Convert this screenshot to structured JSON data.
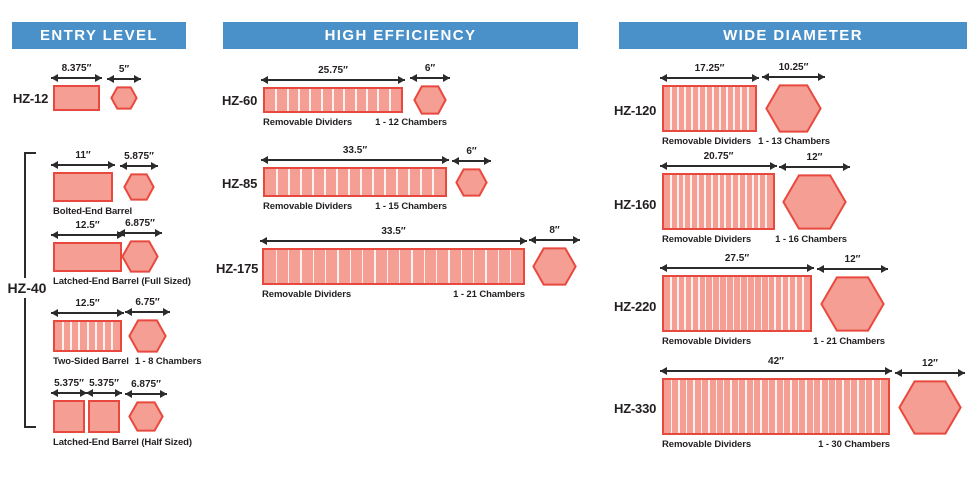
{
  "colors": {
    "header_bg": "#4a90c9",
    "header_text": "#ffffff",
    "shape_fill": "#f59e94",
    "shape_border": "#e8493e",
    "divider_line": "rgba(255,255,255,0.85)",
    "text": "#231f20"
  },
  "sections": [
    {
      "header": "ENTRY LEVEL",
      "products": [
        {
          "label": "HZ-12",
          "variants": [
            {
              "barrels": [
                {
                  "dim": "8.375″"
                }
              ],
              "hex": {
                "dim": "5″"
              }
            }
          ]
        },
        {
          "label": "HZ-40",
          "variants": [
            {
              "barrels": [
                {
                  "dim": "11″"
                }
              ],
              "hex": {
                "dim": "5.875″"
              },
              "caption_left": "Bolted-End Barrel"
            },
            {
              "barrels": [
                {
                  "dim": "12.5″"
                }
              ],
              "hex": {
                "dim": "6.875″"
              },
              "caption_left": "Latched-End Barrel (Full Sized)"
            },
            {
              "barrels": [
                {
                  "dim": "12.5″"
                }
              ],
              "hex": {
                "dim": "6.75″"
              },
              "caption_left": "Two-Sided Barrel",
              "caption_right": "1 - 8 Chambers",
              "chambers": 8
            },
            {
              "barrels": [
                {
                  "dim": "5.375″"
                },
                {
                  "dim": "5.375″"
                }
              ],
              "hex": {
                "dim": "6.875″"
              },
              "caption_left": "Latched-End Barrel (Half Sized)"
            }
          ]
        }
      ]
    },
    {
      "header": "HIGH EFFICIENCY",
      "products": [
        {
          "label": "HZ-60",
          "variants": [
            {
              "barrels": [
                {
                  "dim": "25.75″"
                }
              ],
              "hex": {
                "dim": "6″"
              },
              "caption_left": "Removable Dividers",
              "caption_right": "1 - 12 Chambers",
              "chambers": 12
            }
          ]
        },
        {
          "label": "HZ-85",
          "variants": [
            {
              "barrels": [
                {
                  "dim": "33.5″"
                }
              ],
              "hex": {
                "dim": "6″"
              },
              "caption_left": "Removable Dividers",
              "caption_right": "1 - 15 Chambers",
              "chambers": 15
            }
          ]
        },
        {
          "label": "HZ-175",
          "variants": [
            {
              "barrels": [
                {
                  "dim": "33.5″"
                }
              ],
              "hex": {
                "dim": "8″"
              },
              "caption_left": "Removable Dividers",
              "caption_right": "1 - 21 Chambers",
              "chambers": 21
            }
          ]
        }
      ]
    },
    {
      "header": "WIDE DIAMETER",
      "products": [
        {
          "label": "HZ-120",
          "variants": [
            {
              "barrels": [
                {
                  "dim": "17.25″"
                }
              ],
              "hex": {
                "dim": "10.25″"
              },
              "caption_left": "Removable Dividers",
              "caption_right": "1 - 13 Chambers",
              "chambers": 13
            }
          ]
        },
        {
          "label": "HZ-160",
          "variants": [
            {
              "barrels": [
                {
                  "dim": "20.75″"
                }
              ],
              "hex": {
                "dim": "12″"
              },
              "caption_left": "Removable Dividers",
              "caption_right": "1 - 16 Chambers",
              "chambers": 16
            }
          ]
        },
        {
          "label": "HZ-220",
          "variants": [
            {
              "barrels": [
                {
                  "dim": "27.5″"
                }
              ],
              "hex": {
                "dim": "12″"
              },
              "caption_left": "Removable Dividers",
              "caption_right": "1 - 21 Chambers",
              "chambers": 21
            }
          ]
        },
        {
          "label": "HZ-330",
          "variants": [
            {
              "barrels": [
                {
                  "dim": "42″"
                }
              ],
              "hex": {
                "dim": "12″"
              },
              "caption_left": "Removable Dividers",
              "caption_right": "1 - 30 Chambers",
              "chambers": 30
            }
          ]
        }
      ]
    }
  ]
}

» WHAT THE TASK ASKS
Every record gets retyped exactly; no picture goes into the copy.

» TASK RESPONSE
Convert this screenshot to structured JSON data.
{
  "colors": {
    "header_bg": "#4a90c9",
    "header_text": "#ffffff",
    "shape_fill": "#f59e94",
    "shape_border": "#e8493e",
    "divider_line": "rgba(255,255,255,0.85)",
    "text": "#231f20"
  },
  "sections": [
    {
      "header": "ENTRY LEVEL",
      "products": [
        {
          "label": "HZ-12",
          "variants": [
            {
              "barrels": [
                {
                  "dim": "8.375″"
                }
              ],
              "hex": {
                "dim": "5″"
              }
            }
          ]
        },
        {
          "label": "HZ-40",
          "variants": [
            {
              "barrels": [
                {
                  "dim": "11″"
                }
              ],
              "hex": {
                "dim": "5.875″"
              },
              "caption_left": "Bolted-End Barrel"
            },
            {
              "barrels": [
                {
                  "dim": "12.5″"
                }
              ],
              "hex": {
                "dim": "6.875″"
              },
              "caption_left": "Latched-End Barrel (Full Sized)"
            },
            {
              "barrels": [
                {
                  "dim": "12.5″"
                }
              ],
              "hex": {
                "dim": "6.75″"
              },
              "caption_left": "Two-Sided Barrel",
              "caption_right": "1 - 8 Chambers",
              "chambers": 8
            },
            {
              "barrels": [
                {
                  "dim": "5.375″"
                },
                {
                  "dim": "5.375″"
                }
              ],
              "hex": {
                "dim": "6.875″"
              },
              "caption_left": "Latched-End Barrel (Half Sized)"
            }
          ]
        }
      ]
    },
    {
      "header": "HIGH EFFICIENCY",
      "products": [
        {
          "label": "HZ-60",
          "variants": [
            {
              "barrels": [
                {
                  "dim": "25.75″"
                }
              ],
              "hex": {
                "dim": "6″"
              },
              "caption_left": "Removable Dividers",
              "caption_right": "1 - 12 Chambers",
              "chambers": 12
            }
          ]
        },
        {
          "label": "HZ-85",
          "variants": [
            {
              "barrels": [
                {
                  "dim": "33.5″"
                }
              ],
              "hex": {
                "dim": "6″"
              },
              "caption_left": "Removable Dividers",
              "caption_right": "1 - 15 Chambers",
              "chambers": 15
            }
          ]
        },
        {
          "label": "HZ-175",
          "variants": [
            {
              "barrels": [
                {
                  "dim": "33.5″"
                }
              ],
              "hex": {
                "dim": "8″"
              },
              "caption_left": "Removable Dividers",
              "caption_right": "1 - 21 Chambers",
              "chambers": 21
            }
          ]
        }
      ]
    },
    {
      "header": "WIDE DIAMETER",
      "products": [
        {
          "label": "HZ-120",
          "variants": [
            {
              "barrels": [
                {
                  "dim": "17.25″"
                }
              ],
              "hex": {
                "dim": "10.25″"
              },
              "caption_left": "Removable Dividers",
              "caption_right": "1 - 13 Chambers",
              "chambers": 13
            }
          ]
        },
        {
          "label": "HZ-160",
          "variants": [
            {
              "barrels": [
                {
                  "dim": "20.75″"
                }
              ],
              "hex": {
                "dim": "12″"
              },
              "caption_left": "Removable Dividers",
              "caption_right": "1 - 16 Chambers",
              "chambers": 16
            }
          ]
        },
        {
          "label": "HZ-220",
          "variants": [
            {
              "barrels": [
                {
                  "dim": "27.5″"
                }
              ],
              "hex": {
                "dim": "12″"
              },
              "caption_left": "Removable Dividers",
              "caption_right": "1 - 21 Chambers",
              "chambers": 21
            }
          ]
        },
        {
          "label": "HZ-330",
          "variants": [
            {
              "barrels": [
                {
                  "dim": "42″"
                }
              ],
              "hex": {
                "dim": "12″"
              },
              "caption_left": "Removable Dividers",
              "caption_right": "1 - 30 Chambers",
              "chambers": 30
            }
          ]
        }
      ]
    }
  ]
}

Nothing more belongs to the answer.